» **Directions**: The entire listing is to be repeated verbatim.

» **Dataset**:
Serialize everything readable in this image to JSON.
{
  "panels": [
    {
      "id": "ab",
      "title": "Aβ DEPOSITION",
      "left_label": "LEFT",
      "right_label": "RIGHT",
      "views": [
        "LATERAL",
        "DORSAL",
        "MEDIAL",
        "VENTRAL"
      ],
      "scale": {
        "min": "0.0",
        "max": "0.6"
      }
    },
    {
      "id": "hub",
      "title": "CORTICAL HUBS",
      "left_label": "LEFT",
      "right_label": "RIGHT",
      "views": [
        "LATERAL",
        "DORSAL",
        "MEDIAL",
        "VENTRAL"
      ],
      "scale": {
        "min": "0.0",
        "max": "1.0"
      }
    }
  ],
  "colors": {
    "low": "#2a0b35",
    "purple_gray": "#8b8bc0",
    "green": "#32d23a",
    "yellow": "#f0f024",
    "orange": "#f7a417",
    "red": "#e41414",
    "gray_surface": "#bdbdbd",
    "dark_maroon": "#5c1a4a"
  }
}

» **Problem solution**:
Serialize everything readable in this image to JSON.
{
  "panels": [
    {
      "id": "ab",
      "title": "Aβ DEPOSITION",
      "left_label": "LEFT",
      "right_label": "RIGHT",
      "views": [
        "LATERAL",
        "DORSAL",
        "MEDIAL",
        "VENTRAL"
      ],
      "scale": {
        "min": "0.0",
        "max": "0.6"
      }
    },
    {
      "id": "hub",
      "title": "CORTICAL HUBS",
      "left_label": "LEFT",
      "right_label": "RIGHT",
      "views": [
        "LATERAL",
        "DORSAL",
        "MEDIAL",
        "VENTRAL"
      ],
      "scale": {
        "min": "0.0",
        "max": "1.0"
      }
    }
  ],
  "colors": {
    "low": "#2a0b35",
    "purple_gray": "#8b8bc0",
    "green": "#32d23a",
    "yellow": "#f0f024",
    "orange": "#f7a417",
    "red": "#e41414",
    "gray_surface": "#bdbdbd",
    "dark_maroon": "#5c1a4a"
  }
}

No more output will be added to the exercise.